» **Extracted data entries**:
▶

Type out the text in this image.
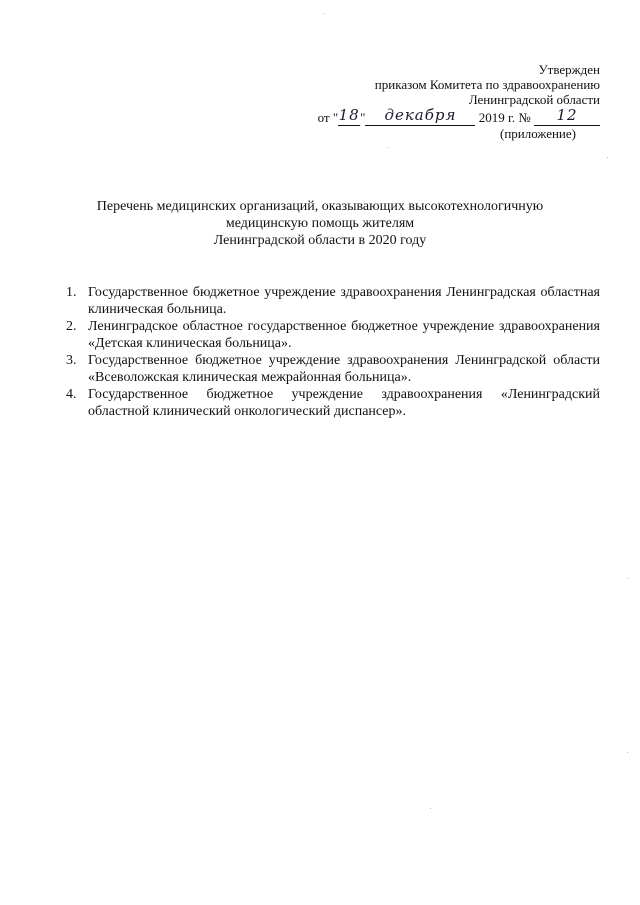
Утвержден
приказом Комитета по здравоохранению
Ленинградской области
от "18" декабря 2019 г. № 12
(приложение)
Перечень медицинских организаций, оказывающих высокотехнологичную
медицинскую помощь жителям
Ленинградской области в 2020 году
1. Государственное бюджетное учреждение здравоохранения Ленинградская областная клиническая больница.
2. Ленинградское областное государственное бюджетное учреждение здравоохранения «Детская клиническая больница».
3. Государственное бюджетное учреждение здравоохранения Ленинградской области «Всеволожская клиническая межрайонная больница».
4. Государственное бюджетное учреждение здравоохранения «Ленинградский областной клинический онкологический диспансер».
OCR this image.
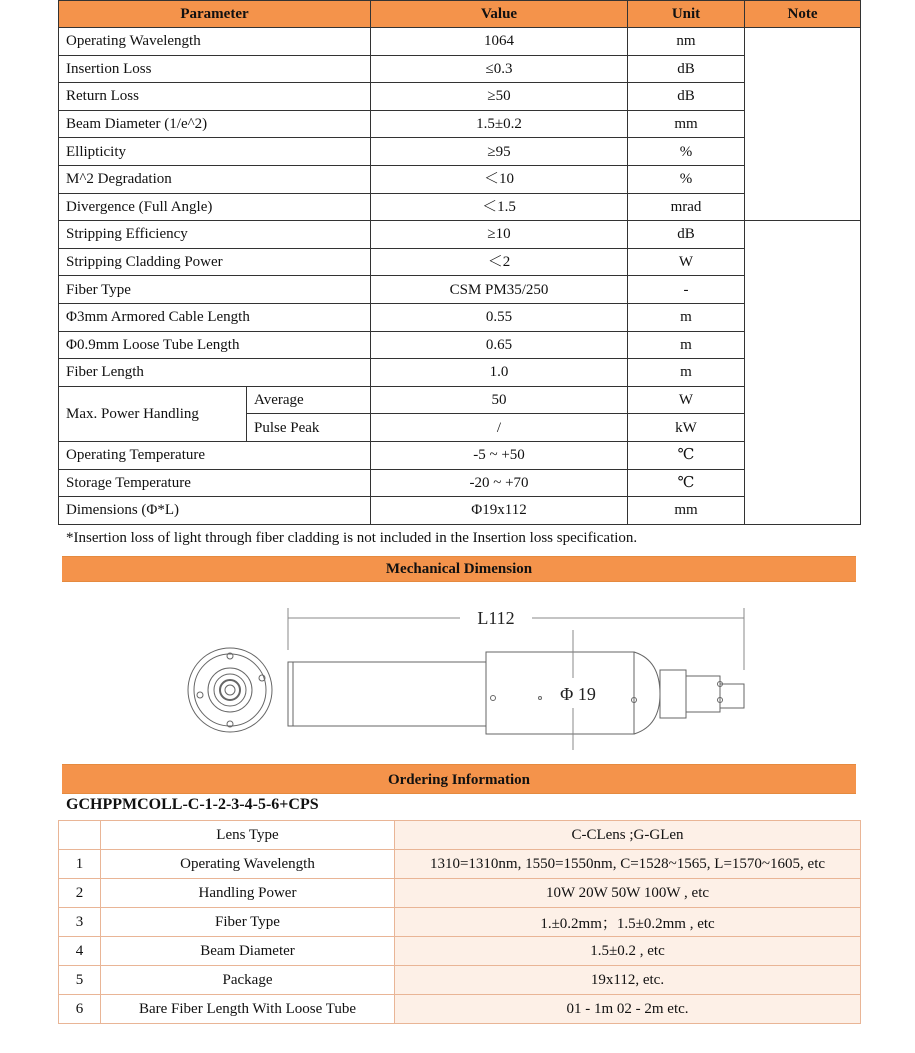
Parameter		Value	Unit	Note
Operating Wavelength		1064	nm	
Insertion Loss		≤0.3	dB	
Return Loss		≥50	dB	
Beam Diameter (1/e^2)		1.5±0.2	mm	
Ellipticity		≥95	%	
M^2 Degradation		＜10	%	
Divergence (Full Angle)		＜1.5	mrad	
Stripping Efficiency		≥10	dB	
Stripping Cladding Power		＜2	W	
Fiber Type		CSM PM35/250	-	
Φ3mm Armored Cable Length		0.55	m	
Φ0.9mm Loose Tube Length		0.65	m	
Fiber Length		1.0	m	
Max. Power Handling	Average	50	W	
	Pulse Peak	/	kW	
Operating Temperature		-5 ~ +50	℃	
Storage Temperature		-20 ~ +70	℃	
Dimensions (Φ*L)		Φ19x112	mm	
*Insertion loss of light through fiber cladding is not included in the Insertion loss specification.
Mechanical Dimension
L112
Φ 19
Ordering Information
GCHPPMCOLL-C-1-2-3-4-5-6+CPS
	Lens Type	C-CLens ;G-GLen
1	Operating Wavelength	1310=1310nm, 1550=1550nm, C=1528~1565, L=1570~1605, etc
2	Handling Power	10W 20W 50W 100W , etc
3	Fiber Type	1.±0.2mm；1.5±0.2mm , etc
4	Beam Diameter	1.5±0.2 , etc
5	Package	19x112, etc.
6	Bare Fiber Length With Loose Tube	01 - 1m 02 - 2m etc.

◀

Pick out every line above that contains the word "Tube" and copy it.

Φ0.9mm Loose Tube Length		0.65	m	
6	Bare Fiber Length With Loose Tube	01 - 1m 02 - 2m etc.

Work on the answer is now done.